### DATA PROVIDED

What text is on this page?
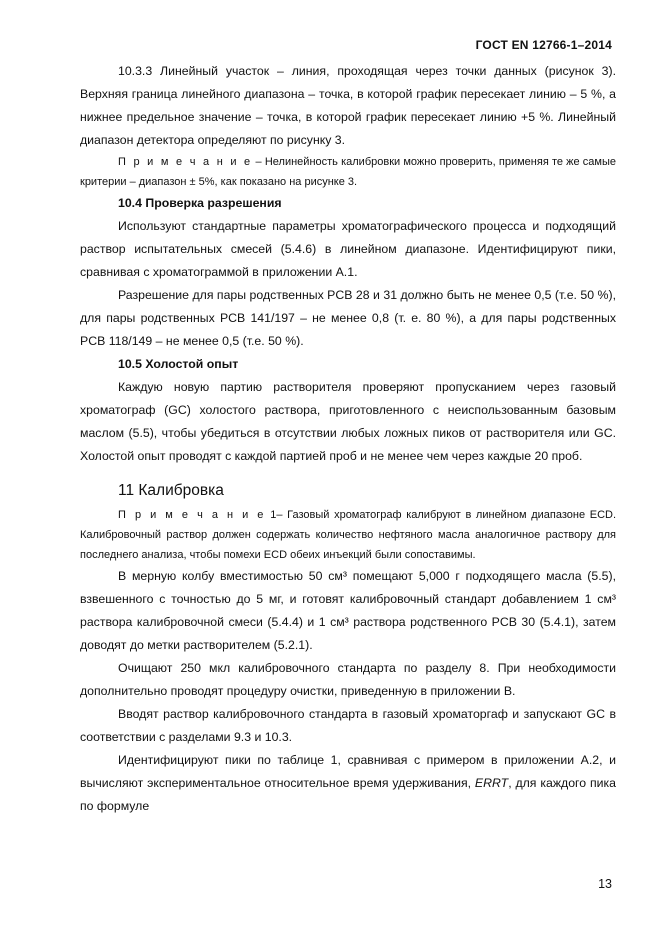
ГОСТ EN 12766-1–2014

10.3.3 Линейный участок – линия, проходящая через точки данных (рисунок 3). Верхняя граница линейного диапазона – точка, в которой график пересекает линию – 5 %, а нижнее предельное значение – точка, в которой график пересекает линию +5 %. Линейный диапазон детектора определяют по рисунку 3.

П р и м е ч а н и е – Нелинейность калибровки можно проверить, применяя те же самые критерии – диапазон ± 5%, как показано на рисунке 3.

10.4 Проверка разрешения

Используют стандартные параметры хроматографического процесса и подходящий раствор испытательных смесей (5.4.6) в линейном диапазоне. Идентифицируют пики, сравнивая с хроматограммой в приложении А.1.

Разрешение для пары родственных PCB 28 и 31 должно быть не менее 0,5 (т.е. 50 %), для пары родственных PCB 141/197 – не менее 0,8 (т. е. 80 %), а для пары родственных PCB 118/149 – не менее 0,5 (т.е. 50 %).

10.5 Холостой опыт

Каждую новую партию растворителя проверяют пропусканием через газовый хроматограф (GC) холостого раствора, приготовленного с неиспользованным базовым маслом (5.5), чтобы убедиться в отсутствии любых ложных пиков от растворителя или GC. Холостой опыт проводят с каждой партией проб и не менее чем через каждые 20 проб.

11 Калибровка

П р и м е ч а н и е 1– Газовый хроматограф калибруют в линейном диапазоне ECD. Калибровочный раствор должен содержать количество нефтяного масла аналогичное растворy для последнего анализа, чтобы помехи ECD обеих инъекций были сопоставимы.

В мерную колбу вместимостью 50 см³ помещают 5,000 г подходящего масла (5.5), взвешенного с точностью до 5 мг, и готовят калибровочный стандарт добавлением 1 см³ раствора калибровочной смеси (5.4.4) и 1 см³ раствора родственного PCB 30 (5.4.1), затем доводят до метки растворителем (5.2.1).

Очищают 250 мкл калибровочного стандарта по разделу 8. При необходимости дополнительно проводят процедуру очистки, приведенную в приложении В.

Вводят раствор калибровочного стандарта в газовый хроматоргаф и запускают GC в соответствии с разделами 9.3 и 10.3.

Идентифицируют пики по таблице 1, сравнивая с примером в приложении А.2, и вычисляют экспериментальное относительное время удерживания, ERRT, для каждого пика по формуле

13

--

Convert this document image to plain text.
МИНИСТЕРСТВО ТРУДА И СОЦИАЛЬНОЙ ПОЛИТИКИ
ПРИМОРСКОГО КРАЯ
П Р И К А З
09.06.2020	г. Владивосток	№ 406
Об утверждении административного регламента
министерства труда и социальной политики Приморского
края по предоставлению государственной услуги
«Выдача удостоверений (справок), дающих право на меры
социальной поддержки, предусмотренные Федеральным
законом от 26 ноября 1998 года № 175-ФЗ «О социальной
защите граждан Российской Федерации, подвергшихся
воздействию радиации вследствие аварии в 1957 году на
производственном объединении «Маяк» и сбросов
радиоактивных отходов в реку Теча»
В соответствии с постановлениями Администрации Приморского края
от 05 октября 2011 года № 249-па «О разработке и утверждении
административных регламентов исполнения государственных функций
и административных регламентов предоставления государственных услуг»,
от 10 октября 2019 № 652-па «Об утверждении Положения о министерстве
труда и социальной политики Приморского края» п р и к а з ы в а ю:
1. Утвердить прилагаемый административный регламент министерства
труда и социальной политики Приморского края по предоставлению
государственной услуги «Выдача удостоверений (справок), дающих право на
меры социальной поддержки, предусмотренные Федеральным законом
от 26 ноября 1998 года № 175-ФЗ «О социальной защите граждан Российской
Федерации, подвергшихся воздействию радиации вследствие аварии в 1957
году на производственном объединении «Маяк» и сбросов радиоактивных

### WORK INSTRUCTIONS
Show all lines in the entries above where the string "радиоактивных" appears.

### OUTPUT FOR THIS TASK
радиоактивных отходов в реку Теча»
году на производственном объединении «Маяк» и сбросов радиоактивных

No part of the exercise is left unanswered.